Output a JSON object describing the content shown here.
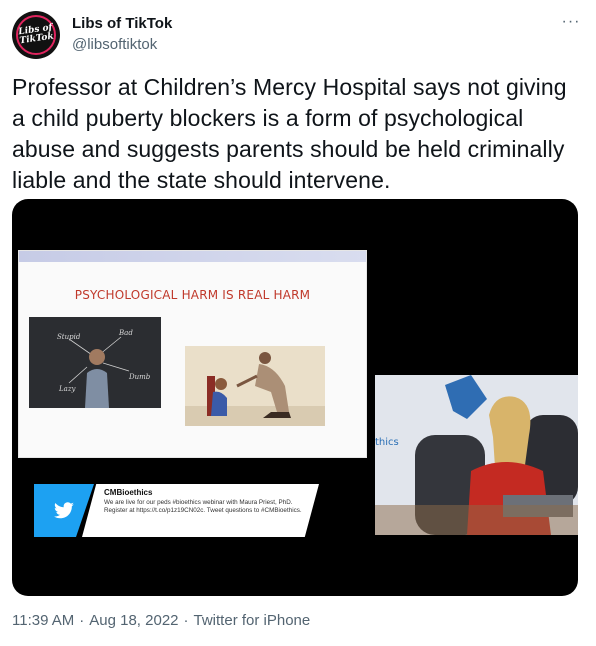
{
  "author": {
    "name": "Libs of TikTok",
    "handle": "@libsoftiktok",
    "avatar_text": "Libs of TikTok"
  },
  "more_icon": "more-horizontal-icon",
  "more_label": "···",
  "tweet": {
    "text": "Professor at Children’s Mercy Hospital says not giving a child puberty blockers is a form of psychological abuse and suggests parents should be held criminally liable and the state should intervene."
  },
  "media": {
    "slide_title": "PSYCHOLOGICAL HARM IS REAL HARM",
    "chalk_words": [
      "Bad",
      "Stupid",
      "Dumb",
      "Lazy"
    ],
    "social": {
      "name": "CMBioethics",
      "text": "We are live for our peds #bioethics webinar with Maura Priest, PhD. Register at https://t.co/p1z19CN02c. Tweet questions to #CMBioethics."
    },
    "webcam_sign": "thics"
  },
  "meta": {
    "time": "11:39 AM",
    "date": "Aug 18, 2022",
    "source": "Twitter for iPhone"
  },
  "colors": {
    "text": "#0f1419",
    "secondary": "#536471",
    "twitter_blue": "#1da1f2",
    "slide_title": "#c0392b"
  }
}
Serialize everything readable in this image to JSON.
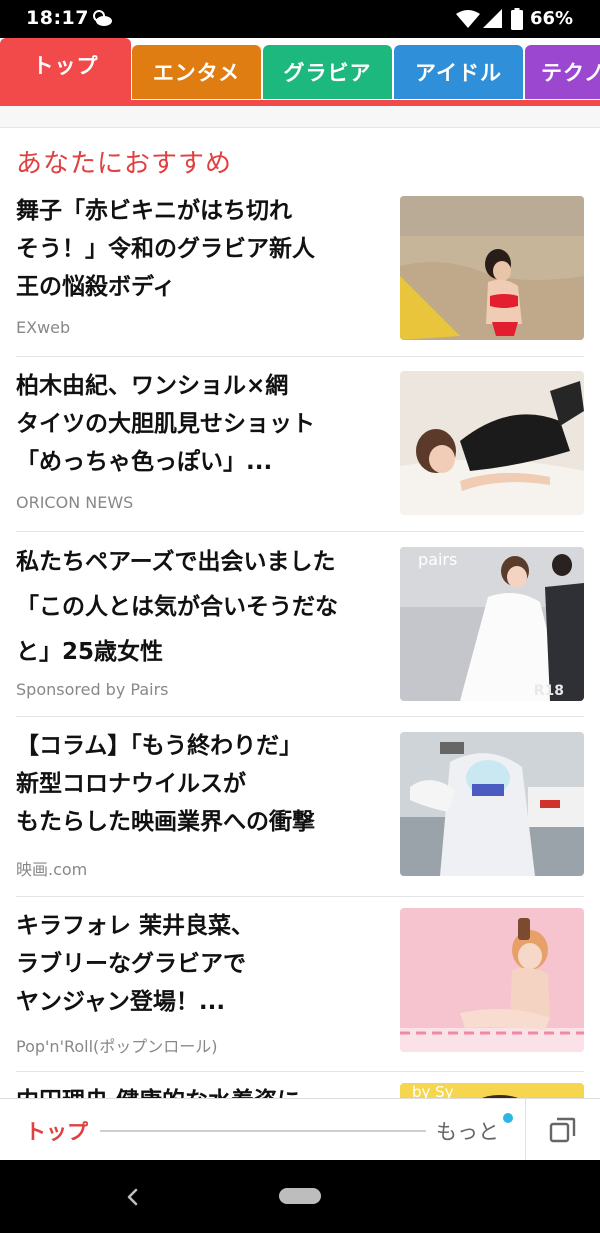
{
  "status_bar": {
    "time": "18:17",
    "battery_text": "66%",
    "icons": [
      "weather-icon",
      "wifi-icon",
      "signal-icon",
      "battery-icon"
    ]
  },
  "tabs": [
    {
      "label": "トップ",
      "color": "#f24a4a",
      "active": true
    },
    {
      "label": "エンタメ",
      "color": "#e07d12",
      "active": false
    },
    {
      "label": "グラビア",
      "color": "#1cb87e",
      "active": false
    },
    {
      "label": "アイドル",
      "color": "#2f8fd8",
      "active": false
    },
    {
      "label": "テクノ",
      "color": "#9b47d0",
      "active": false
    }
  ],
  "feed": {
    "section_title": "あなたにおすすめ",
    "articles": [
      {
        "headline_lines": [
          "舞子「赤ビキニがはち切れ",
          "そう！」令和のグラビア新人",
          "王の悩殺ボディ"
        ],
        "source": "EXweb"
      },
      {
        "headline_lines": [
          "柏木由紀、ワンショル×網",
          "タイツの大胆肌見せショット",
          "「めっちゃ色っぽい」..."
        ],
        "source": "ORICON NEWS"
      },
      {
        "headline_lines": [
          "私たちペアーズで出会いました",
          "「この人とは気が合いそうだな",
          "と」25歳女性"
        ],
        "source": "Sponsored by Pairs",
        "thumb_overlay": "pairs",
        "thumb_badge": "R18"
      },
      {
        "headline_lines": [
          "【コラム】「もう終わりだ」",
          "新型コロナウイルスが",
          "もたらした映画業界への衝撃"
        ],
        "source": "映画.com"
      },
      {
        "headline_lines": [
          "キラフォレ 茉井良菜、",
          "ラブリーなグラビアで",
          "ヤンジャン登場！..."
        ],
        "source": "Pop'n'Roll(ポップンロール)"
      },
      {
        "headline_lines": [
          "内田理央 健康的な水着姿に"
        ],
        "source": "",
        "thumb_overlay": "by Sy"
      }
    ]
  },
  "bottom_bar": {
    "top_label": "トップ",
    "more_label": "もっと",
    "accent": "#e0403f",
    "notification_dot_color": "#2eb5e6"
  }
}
::::::::
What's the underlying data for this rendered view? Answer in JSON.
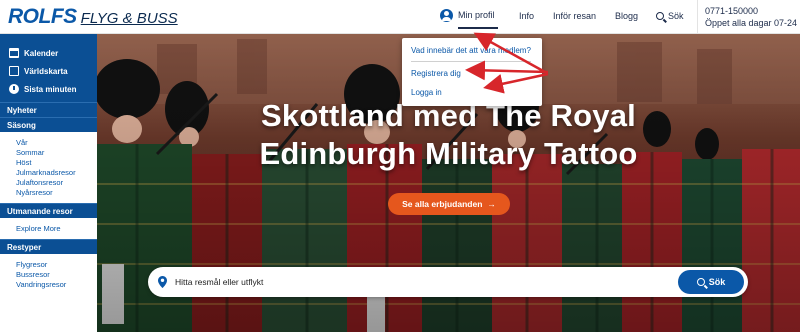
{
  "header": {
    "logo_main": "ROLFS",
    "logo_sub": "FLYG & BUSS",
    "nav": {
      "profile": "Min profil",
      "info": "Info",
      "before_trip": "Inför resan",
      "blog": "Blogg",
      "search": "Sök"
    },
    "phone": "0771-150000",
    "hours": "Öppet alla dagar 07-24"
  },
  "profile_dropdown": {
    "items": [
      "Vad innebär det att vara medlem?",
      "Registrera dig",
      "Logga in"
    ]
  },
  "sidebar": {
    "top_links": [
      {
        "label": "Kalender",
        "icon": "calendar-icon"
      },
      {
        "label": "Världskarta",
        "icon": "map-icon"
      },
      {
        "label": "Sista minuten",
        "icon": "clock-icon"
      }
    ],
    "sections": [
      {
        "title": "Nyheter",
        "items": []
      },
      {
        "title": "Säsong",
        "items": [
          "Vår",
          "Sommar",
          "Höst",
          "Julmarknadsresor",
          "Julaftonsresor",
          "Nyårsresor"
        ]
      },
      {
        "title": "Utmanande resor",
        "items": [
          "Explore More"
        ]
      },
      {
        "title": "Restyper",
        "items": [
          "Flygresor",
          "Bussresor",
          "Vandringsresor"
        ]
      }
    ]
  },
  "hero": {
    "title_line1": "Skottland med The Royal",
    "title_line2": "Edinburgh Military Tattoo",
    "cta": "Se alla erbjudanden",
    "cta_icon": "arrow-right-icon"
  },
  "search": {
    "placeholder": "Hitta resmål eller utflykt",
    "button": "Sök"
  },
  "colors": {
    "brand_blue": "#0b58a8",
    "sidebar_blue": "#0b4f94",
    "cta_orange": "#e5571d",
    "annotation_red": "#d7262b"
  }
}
::::::::
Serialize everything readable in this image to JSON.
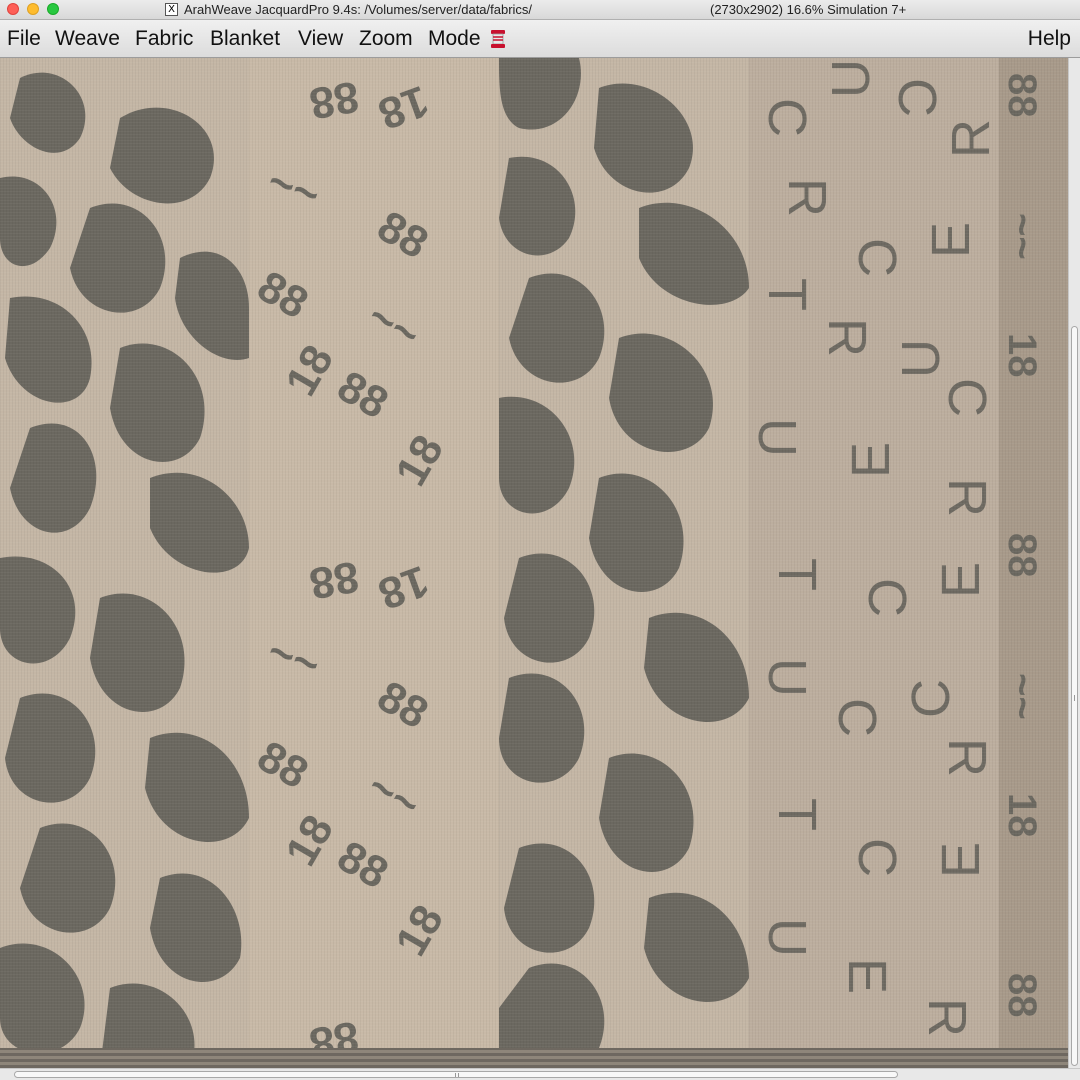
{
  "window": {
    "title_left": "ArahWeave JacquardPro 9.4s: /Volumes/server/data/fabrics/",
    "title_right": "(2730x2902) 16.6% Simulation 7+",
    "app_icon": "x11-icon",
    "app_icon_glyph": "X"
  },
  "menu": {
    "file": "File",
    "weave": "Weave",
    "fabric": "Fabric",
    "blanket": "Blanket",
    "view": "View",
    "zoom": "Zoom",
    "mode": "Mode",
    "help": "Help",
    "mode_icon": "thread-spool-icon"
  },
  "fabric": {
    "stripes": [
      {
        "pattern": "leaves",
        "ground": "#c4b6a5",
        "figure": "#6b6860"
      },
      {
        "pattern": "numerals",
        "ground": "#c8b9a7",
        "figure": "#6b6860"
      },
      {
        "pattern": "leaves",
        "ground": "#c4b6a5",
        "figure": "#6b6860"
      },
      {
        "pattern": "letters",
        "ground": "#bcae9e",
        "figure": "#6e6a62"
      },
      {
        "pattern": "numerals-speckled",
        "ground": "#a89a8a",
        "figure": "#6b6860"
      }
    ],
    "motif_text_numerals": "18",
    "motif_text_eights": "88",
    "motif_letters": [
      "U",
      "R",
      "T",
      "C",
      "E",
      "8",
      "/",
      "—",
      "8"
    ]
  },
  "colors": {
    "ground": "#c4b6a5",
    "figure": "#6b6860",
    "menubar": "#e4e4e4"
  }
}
::::::::
In the data above, count the lines where the word "pattern" appears; reply with the number only.

5